Items from a data source:
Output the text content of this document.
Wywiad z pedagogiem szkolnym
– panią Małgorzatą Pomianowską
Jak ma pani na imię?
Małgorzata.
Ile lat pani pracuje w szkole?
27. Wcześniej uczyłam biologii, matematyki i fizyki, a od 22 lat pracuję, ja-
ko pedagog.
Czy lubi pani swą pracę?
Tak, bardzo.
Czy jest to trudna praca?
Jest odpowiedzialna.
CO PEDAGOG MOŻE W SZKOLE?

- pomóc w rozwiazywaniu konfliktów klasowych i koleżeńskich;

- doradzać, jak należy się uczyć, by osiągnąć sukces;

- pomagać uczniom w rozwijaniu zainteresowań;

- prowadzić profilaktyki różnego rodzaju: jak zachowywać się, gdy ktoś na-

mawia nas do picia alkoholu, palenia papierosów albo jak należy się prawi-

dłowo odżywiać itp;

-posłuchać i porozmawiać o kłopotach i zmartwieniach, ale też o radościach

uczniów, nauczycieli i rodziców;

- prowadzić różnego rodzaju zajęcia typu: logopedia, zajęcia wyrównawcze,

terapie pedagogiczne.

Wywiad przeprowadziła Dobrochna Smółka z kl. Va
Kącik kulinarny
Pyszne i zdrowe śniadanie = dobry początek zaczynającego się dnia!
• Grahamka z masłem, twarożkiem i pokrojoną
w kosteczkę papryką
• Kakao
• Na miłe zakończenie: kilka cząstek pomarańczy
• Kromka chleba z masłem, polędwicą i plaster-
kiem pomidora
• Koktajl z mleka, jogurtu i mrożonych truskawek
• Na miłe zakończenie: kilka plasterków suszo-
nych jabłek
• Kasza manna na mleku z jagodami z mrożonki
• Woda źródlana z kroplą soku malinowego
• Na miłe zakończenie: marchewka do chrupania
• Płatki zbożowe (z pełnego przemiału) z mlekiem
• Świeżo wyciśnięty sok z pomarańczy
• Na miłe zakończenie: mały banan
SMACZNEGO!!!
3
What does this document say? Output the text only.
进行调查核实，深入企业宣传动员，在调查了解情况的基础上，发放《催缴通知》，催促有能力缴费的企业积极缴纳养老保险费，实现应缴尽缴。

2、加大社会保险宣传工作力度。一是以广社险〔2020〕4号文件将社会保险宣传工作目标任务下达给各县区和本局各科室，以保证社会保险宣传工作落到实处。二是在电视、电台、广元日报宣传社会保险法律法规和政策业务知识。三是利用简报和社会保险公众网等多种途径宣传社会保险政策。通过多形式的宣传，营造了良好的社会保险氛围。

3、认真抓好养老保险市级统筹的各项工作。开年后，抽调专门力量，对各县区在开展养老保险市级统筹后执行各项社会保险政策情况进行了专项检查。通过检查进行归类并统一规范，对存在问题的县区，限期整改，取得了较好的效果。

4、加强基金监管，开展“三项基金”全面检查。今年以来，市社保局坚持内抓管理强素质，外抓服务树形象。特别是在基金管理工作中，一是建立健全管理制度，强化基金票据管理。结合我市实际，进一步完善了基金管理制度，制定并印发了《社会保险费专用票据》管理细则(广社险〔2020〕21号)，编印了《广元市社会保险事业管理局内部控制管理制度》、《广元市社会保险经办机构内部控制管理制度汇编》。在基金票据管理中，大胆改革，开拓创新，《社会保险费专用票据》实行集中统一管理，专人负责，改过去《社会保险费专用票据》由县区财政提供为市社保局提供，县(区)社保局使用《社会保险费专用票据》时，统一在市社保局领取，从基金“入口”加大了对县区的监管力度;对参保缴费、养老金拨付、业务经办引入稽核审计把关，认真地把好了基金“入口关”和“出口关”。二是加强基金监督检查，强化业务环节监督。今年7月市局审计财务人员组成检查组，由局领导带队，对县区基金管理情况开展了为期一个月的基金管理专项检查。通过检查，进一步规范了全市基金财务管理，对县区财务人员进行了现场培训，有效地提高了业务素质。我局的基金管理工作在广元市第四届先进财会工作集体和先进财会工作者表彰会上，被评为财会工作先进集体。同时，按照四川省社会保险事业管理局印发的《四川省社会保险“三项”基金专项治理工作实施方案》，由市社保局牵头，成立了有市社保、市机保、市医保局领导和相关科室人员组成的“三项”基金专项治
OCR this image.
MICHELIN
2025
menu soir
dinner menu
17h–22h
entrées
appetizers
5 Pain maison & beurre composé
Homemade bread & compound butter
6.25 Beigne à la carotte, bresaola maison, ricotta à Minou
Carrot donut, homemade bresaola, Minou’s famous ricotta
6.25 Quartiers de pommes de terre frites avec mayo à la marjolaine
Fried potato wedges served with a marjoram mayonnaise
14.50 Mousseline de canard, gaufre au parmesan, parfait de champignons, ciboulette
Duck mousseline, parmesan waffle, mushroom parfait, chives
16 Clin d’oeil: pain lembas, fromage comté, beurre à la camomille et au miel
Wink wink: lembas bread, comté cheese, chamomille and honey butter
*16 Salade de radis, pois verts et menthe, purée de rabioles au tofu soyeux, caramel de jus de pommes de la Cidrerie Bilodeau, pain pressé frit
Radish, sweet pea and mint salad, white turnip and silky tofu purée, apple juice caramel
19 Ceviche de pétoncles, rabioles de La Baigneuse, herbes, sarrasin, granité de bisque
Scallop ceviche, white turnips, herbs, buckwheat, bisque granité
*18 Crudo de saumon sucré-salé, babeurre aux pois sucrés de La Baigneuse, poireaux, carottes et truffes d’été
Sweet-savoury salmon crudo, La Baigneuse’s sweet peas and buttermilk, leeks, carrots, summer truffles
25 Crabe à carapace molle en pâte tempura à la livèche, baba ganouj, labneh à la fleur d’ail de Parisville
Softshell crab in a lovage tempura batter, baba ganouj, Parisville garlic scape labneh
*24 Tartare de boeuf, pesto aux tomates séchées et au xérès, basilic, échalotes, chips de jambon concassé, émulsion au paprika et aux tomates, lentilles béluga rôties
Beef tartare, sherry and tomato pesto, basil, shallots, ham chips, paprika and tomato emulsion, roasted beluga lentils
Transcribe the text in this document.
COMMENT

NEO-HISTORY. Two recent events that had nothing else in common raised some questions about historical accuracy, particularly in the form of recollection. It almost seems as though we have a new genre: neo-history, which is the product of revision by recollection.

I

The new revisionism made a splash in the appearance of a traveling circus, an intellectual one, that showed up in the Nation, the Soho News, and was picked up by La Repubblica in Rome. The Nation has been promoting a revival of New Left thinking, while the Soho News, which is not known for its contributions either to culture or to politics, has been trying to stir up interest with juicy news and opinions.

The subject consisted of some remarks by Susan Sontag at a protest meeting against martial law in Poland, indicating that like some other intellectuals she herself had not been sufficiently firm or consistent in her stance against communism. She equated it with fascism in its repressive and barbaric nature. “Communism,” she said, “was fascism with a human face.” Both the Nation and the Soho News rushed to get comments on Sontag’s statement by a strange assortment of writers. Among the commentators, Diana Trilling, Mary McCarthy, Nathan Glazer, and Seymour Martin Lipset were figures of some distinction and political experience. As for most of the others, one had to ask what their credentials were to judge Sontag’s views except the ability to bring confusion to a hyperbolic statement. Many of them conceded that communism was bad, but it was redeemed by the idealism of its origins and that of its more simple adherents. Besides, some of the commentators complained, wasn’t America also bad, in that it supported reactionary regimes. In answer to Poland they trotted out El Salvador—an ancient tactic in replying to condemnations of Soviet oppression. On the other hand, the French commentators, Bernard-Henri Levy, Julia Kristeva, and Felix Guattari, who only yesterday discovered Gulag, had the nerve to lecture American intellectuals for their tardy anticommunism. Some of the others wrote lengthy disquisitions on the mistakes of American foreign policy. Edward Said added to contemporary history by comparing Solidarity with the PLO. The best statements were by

**WHAT THE TASK ASKS:** Copy every line in the listing above where the string "różnego" turns up.

**RESPONSE TO THE EXERCISE:**
- prowadzić profilaktyki różnego rodzaju: jak zachowywać się, gdy ktoś na-
- prowadzić różnego rodzaju zajęcia typu: logopedia, zajęcia wyrównawcze,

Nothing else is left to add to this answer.